--- Start of Materials provided ---

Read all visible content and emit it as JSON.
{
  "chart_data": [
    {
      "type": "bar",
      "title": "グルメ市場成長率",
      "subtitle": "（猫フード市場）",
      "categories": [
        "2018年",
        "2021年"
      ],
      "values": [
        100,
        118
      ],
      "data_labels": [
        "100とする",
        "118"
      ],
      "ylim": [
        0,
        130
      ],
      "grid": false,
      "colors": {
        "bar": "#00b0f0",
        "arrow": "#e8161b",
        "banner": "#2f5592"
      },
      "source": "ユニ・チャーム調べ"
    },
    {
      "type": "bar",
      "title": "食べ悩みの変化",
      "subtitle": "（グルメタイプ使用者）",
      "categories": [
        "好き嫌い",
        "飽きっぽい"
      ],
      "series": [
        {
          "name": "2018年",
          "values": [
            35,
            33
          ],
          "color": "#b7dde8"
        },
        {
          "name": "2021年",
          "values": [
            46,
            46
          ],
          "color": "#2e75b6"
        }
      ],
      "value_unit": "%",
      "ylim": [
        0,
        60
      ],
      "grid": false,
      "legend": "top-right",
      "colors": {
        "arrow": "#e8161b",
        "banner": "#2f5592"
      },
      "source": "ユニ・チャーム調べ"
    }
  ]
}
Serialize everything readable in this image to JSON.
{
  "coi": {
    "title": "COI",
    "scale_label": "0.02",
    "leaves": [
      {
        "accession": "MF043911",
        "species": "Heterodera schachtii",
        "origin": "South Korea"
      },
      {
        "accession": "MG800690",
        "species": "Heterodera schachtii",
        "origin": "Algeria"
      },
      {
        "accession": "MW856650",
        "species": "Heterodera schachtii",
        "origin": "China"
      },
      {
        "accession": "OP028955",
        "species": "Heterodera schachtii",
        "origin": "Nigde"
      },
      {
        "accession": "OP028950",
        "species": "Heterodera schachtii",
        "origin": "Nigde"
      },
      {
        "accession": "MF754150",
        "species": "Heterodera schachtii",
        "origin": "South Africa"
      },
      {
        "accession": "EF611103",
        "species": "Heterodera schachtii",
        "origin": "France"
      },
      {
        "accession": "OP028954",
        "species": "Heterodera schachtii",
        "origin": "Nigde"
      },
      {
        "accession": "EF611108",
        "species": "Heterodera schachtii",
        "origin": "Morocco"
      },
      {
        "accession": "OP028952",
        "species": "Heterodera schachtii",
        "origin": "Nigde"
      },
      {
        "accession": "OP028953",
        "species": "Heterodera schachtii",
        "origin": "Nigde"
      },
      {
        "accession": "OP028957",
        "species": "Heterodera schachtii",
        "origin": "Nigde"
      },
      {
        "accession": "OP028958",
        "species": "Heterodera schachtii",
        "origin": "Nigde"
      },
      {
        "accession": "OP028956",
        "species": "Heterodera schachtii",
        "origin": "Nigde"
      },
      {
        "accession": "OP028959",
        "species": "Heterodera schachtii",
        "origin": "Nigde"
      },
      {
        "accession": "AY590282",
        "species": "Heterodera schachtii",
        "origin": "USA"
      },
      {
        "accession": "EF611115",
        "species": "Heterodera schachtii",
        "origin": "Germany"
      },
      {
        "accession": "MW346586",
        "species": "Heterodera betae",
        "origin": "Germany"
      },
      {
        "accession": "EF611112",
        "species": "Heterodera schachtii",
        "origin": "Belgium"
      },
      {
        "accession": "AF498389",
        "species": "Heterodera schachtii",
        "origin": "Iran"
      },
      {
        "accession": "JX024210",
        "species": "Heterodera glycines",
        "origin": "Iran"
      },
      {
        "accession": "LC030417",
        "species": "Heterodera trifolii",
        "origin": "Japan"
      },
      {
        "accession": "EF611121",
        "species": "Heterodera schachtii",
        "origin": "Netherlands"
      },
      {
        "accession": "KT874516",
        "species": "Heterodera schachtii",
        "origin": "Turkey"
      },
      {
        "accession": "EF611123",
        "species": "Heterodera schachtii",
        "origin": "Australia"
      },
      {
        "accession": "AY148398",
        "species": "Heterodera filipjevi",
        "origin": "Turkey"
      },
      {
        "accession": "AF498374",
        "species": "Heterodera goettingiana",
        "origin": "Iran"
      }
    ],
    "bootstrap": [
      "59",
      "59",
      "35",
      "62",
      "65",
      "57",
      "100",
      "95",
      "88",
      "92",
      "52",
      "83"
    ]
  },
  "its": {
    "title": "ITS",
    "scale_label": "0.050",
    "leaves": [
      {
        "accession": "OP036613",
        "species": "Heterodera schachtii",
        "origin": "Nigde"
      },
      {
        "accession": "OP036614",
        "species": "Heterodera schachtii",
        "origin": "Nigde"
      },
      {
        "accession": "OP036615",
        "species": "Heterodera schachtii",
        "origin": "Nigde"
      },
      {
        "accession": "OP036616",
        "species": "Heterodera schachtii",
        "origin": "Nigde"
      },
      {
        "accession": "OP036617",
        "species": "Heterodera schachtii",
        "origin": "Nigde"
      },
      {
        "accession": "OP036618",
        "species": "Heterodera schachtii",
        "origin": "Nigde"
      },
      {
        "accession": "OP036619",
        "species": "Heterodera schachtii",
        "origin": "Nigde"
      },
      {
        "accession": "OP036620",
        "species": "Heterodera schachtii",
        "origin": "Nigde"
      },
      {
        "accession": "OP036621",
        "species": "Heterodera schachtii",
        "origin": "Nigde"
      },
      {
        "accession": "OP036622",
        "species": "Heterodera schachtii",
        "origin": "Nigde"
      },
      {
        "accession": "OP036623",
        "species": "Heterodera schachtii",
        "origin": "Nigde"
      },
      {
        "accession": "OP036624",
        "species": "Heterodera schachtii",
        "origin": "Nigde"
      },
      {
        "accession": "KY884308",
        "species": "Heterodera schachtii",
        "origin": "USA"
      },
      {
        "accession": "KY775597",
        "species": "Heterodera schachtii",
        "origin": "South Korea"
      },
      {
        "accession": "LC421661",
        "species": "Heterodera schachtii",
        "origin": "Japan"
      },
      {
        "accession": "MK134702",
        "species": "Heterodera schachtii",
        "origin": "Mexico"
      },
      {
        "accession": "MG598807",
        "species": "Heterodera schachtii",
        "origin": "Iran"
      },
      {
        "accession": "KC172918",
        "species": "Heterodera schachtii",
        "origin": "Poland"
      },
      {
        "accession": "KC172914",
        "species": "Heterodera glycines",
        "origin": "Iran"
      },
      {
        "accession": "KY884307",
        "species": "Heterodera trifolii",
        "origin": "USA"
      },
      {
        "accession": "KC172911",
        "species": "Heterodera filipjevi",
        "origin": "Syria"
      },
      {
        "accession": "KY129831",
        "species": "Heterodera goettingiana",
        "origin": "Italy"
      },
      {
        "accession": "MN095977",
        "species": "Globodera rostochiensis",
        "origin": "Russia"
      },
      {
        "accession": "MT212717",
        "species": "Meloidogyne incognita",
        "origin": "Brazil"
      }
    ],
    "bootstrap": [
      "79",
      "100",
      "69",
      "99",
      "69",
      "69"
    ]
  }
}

--- End of Materials provided ---

■ **To be done**: Copy out the full set of records precisely, leaving nothing out.

■ **Written solution**:
Read all visible content and emit it as JSON.
{
  "chart_data": [
    {
      "type": "bar",
      "title": "グルメ市場成長率",
      "subtitle": "（猫フード市場）",
      "categories": [
        "2018年",
        "2021年"
      ],
      "values": [
        100,
        118
      ],
      "data_labels": [
        "100とする",
        "118"
      ],
      "ylim": [
        0,
        130
      ],
      "grid": false,
      "colors": {
        "bar": "#00b0f0",
        "arrow": "#e8161b",
        "banner": "#2f5592"
      },
      "source": "ユニ・チャーム調べ"
    },
    {
      "type": "bar",
      "title": "食べ悩みの変化",
      "subtitle": "（グルメタイプ使用者）",
      "categories": [
        "好き嫌い",
        "飽きっぽい"
      ],
      "series": [
        {
          "name": "2018年",
          "values": [
            35,
            33
          ],
          "color": "#b7dde8"
        },
        {
          "name": "2021年",
          "values": [
            46,
            46
          ],
          "color": "#2e75b6"
        }
      ],
      "value_unit": "%",
      "ylim": [
        0,
        60
      ],
      "grid": false,
      "legend": "top-right",
      "colors": {
        "arrow": "#e8161b",
        "banner": "#2f5592"
      },
      "source": "ユニ・チャーム調べ"
    }
  ]
}
Serialize everything readable in this image to JSON.
{
  "coi": {
    "title": "COI",
    "scale_label": "0.02",
    "leaves": [
      {
        "accession": "MF043911",
        "species": "Heterodera schachtii",
        "origin": "South Korea"
      },
      {
        "accession": "MG800690",
        "species": "Heterodera schachtii",
        "origin": "Algeria"
      },
      {
        "accession": "MW856650",
        "species": "Heterodera schachtii",
        "origin": "China"
      },
      {
        "accession": "OP028955",
        "species": "Heterodera schachtii",
        "origin": "Nigde"
      },
      {
        "accession": "OP028950",
        "species": "Heterodera schachtii",
        "origin": "Nigde"
      },
      {
        "accession": "MF754150",
        "species": "Heterodera schachtii",
        "origin": "South Africa"
      },
      {
        "accession": "EF611103",
        "species": "Heterodera schachtii",
        "origin": "France"
      },
      {
        "accession": "OP028954",
        "species": "Heterodera schachtii",
        "origin": "Nigde"
      },
      {
        "accession": "EF611108",
        "species": "Heterodera schachtii",
        "origin": "Morocco"
      },
      {
        "accession": "OP028952",
        "species": "Heterodera schachtii",
        "origin": "Nigde"
      },
      {
        "accession": "OP028953",
        "species": "Heterodera schachtii",
        "origin": "Nigde"
      },
      {
        "accession": "OP028957",
        "species": "Heterodera schachtii",
        "origin": "Nigde"
      },
      {
        "accession": "OP028958",
        "species": "Heterodera schachtii",
        "origin": "Nigde"
      },
      {
        "accession": "OP028956",
        "species": "Heterodera schachtii",
        "origin": "Nigde"
      },
      {
        "accession": "OP028959",
        "species": "Heterodera schachtii",
        "origin": "Nigde"
      },
      {
        "accession": "AY590282",
        "species": "Heterodera schachtii",
        "origin": "USA"
      },
      {
        "accession": "EF611115",
        "species": "Heterodera schachtii",
        "origin": "Germany"
      },
      {
        "accession": "MW346586",
        "species": "Heterodera betae",
        "origin": "Germany"
      },
      {
        "accession": "EF611112",
        "species": "Heterodera schachtii",
        "origin": "Belgium"
      },
      {
        "accession": "AF498389",
        "species": "Heterodera schachtii",
        "origin": "Iran"
      },
      {
        "accession": "JX024210",
        "species": "Heterodera glycines",
        "origin": "Iran"
      },
      {
        "accession": "LC030417",
        "species": "Heterodera trifolii",
        "origin": "Japan"
      },
      {
        "accession": "EF611121",
        "species": "Heterodera schachtii",
        "origin": "Netherlands"
      },
      {
        "accession": "KT874516",
        "species": "Heterodera schachtii",
        "origin": "Turkey"
      },
      {
        "accession": "EF611123",
        "species": "Heterodera schachtii",
        "origin": "Australia"
      },
      {
        "accession": "AY148398",
        "species": "Heterodera filipjevi",
        "origin": "Turkey"
      },
      {
        "accession": "AF498374",
        "species": "Heterodera goettingiana",
        "origin": "Iran"
      }
    ],
    "bootstrap": [
      "59",
      "59",
      "35",
      "62",
      "65",
      "57",
      "100",
      "95",
      "88",
      "92",
      "52",
      "83"
    ]
  },
  "its": {
    "title": "ITS",
    "scale_label": "0.050",
    "leaves": [
      {
        "accession": "OP036613",
        "species": "Heterodera schachtii",
        "origin": "Nigde"
      },
      {
        "accession": "OP036614",
        "species": "Heterodera schachtii",
        "origin": "Nigde"
      },
      {
        "accession": "OP036615",
        "species": "Heterodera schachtii",
        "origin": "Nigde"
      },
      {
        "accession": "OP036616",
        "species": "Heterodera schachtii",
        "origin": "Nigde"
      },
      {
        "accession": "OP036617",
        "species": "Heterodera schachtii",
        "origin": "Nigde"
      },
      {
        "accession": "OP036618",
        "species": "Heterodera schachtii",
        "origin": "Nigde"
      },
      {
        "accession": "OP036619",
        "species": "Heterodera schachtii",
        "origin": "Nigde"
      },
      {
        "accession": "OP036620",
        "species": "Heterodera schachtii",
        "origin": "Nigde"
      },
      {
        "accession": "OP036621",
        "species": "Heterodera schachtii",
        "origin": "Nigde"
      },
      {
        "accession": "OP036622",
        "species": "Heterodera schachtii",
        "origin": "Nigde"
      },
      {
        "accession": "OP036623",
        "species": "Heterodera schachtii",
        "origin": "Nigde"
      },
      {
        "accession": "OP036624",
        "species": "Heterodera schachtii",
        "origin": "Nigde"
      },
      {
        "accession": "KY884308",
        "species": "Heterodera schachtii",
        "origin": "USA"
      },
      {
        "accession": "KY775597",
        "species": "Heterodera schachtii",
        "origin": "South Korea"
      },
      {
        "accession": "LC421661",
        "species": "Heterodera schachtii",
        "origin": "Japan"
      },
      {
        "accession": "MK134702",
        "species": "Heterodera schachtii",
        "origin": "Mexico"
      },
      {
        "accession": "MG598807",
        "species": "Heterodera schachtii",
        "origin": "Iran"
      },
      {
        "accession": "KC172918",
        "species": "Heterodera schachtii",
        "origin": "Poland"
      },
      {
        "accession": "KC172914",
        "species": "Heterodera glycines",
        "origin": "Iran"
      },
      {
        "accession": "KY884307",
        "species": "Heterodera trifolii",
        "origin": "USA"
      },
      {
        "accession": "KC172911",
        "species": "Heterodera filipjevi",
        "origin": "Syria"
      },
      {
        "accession": "KY129831",
        "species": "Heterodera goettingiana",
        "origin": "Italy"
      },
      {
        "accession": "MN095977",
        "species": "Globodera rostochiensis",
        "origin": "Russia"
      },
      {
        "accession": "MT212717",
        "species": "Meloidogyne incognita",
        "origin": "Brazil"
      }
    ],
    "bootstrap": [
      "79",
      "100",
      "69",
      "99",
      "69",
      "69"
    ]
  }
}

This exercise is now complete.